··· Given records ···

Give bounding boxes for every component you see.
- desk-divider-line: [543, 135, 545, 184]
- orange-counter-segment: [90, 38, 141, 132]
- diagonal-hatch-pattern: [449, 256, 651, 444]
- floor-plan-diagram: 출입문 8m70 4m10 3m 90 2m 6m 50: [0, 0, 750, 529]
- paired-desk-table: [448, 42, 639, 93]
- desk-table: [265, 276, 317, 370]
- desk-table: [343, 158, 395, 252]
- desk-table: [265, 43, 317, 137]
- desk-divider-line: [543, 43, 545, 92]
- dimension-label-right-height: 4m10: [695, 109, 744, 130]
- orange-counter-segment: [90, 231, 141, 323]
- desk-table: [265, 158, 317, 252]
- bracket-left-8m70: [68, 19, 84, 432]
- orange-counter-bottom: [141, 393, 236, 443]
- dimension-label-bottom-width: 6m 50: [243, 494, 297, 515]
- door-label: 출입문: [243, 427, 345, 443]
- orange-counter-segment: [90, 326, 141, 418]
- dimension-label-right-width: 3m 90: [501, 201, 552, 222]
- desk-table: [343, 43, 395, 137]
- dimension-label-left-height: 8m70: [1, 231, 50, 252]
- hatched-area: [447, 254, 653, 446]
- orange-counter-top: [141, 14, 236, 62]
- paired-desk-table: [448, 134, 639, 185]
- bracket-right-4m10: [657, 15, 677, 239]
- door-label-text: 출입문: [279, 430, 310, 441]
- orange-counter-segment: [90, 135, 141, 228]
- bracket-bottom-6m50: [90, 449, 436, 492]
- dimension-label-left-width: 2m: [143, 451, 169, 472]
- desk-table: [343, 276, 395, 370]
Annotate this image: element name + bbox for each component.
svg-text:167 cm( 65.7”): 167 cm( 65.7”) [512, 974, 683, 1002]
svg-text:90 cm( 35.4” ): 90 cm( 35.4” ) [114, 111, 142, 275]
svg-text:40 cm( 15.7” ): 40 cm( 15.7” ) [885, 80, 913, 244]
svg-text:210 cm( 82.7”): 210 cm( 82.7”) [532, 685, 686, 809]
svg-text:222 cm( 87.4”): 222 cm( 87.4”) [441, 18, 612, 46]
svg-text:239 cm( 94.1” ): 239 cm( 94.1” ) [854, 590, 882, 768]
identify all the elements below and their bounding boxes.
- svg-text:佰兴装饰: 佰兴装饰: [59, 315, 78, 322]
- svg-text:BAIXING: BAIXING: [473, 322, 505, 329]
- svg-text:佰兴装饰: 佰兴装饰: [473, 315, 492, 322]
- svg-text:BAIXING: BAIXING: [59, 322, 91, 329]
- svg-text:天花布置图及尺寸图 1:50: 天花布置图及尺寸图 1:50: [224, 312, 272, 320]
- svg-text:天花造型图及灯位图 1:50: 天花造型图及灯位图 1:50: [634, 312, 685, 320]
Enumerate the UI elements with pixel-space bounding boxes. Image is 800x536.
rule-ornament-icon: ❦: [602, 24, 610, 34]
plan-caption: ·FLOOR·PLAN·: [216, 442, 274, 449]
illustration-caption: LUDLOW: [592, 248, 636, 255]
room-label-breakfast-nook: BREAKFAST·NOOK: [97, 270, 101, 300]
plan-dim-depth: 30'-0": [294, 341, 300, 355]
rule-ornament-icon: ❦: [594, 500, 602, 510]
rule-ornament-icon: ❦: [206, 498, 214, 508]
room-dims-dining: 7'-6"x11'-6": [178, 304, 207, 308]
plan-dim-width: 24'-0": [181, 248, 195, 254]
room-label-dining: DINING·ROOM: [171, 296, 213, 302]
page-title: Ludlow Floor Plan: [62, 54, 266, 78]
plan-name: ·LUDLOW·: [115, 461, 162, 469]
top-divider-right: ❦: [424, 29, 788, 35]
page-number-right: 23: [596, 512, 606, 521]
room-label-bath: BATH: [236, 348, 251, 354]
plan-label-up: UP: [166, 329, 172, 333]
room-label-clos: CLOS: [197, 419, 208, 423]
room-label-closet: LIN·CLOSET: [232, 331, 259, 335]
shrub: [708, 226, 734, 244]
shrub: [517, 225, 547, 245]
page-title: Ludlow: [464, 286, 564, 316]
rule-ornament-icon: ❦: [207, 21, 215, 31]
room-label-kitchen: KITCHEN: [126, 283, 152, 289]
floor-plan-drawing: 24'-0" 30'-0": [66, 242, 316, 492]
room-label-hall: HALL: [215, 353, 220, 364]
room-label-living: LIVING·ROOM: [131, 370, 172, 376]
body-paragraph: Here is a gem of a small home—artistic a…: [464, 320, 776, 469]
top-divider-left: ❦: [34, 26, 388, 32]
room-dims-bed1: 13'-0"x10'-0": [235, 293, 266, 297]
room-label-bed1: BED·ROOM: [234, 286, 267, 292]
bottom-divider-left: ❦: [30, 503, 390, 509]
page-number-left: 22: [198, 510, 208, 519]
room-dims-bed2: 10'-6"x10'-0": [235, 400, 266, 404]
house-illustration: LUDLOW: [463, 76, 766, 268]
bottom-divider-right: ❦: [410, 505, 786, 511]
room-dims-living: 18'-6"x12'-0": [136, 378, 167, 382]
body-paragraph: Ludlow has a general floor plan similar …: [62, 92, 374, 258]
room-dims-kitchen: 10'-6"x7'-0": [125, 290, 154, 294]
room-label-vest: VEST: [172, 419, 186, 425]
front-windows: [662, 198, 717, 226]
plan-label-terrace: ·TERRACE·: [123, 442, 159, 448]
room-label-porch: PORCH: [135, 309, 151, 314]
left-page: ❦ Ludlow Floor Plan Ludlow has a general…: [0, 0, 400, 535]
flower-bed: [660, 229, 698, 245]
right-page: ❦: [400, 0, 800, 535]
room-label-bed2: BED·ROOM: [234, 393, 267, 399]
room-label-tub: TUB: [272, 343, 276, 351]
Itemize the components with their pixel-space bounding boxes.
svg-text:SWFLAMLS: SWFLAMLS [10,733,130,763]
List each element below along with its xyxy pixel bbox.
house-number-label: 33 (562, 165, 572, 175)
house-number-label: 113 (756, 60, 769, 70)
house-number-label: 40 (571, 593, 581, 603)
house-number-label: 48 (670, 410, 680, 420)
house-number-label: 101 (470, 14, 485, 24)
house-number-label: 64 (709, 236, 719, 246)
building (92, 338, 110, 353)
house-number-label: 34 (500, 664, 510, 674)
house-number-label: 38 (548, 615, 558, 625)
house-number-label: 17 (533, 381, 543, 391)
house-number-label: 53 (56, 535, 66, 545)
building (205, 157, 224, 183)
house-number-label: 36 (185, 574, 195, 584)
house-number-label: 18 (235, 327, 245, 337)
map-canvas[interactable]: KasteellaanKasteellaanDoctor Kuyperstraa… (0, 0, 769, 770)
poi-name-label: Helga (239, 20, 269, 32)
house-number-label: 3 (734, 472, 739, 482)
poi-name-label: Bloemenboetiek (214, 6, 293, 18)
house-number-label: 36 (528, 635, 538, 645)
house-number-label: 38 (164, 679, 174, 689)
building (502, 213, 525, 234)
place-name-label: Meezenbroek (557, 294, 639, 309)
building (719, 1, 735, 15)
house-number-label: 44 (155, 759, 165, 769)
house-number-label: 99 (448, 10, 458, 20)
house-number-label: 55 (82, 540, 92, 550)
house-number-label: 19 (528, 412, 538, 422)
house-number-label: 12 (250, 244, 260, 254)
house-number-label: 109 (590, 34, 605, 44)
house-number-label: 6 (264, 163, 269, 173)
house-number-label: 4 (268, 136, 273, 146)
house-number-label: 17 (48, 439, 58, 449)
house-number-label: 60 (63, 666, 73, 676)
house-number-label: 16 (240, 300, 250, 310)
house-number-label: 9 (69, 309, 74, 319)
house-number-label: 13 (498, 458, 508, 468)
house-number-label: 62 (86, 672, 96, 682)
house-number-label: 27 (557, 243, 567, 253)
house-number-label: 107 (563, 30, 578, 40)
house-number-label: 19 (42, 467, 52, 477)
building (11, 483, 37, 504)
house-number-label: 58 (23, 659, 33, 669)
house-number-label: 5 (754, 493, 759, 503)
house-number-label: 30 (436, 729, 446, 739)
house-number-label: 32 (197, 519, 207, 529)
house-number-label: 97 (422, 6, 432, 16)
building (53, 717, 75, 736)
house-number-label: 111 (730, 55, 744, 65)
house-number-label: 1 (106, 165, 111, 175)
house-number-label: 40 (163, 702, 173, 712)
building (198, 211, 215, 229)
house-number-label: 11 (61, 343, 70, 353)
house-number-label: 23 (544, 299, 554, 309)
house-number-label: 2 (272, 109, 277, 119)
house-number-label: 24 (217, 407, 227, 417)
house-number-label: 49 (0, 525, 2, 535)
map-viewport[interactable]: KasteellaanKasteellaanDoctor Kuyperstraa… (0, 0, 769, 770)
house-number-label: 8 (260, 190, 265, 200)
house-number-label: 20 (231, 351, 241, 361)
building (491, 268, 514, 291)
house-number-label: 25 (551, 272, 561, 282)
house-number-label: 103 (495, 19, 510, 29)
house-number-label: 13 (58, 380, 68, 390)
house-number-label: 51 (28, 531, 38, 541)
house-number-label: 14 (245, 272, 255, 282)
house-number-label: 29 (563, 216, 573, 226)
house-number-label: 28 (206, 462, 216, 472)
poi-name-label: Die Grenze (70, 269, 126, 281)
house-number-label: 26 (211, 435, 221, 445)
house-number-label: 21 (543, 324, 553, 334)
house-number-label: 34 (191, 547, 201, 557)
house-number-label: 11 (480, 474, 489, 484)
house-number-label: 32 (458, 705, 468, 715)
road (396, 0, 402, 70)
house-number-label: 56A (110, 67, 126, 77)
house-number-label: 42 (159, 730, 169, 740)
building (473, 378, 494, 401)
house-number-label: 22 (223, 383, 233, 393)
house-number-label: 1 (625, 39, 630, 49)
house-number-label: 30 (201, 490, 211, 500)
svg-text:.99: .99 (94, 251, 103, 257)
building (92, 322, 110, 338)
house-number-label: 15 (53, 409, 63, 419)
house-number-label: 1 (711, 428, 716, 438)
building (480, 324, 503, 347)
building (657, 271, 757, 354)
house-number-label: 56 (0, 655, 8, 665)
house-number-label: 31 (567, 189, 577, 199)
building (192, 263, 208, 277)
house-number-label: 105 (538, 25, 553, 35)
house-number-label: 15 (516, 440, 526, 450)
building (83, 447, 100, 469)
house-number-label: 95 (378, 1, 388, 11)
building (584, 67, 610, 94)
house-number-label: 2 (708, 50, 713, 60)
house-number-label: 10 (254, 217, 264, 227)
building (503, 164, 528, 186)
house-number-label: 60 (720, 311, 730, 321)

···

(Short exercise) Reproduce the listing from its first line through the line containing "- dimension-label-right-height: 4m10: [695, 109, 744, 130]", inclusive, replacing "desk-divider-line" with "desk-separator-line" and leaving everything else unchanged.

(Worked solution)
Give bounding boxes for every component you see.
- desk-separator-line: [543, 135, 545, 184]
- orange-counter-segment: [90, 38, 141, 132]
- diagonal-hatch-pattern: [449, 256, 651, 444]
- floor-plan-diagram: 출입문 8m70 4m10 3m 90 2m 6m 50: [0, 0, 750, 529]
- paired-desk-table: [448, 42, 639, 93]
- desk-table: [265, 276, 317, 370]
- desk-table: [343, 158, 395, 252]
- desk-table: [265, 43, 317, 137]
- desk-separator-line: [543, 43, 545, 92]
- dimension-label-right-height: 4m10: [695, 109, 744, 130]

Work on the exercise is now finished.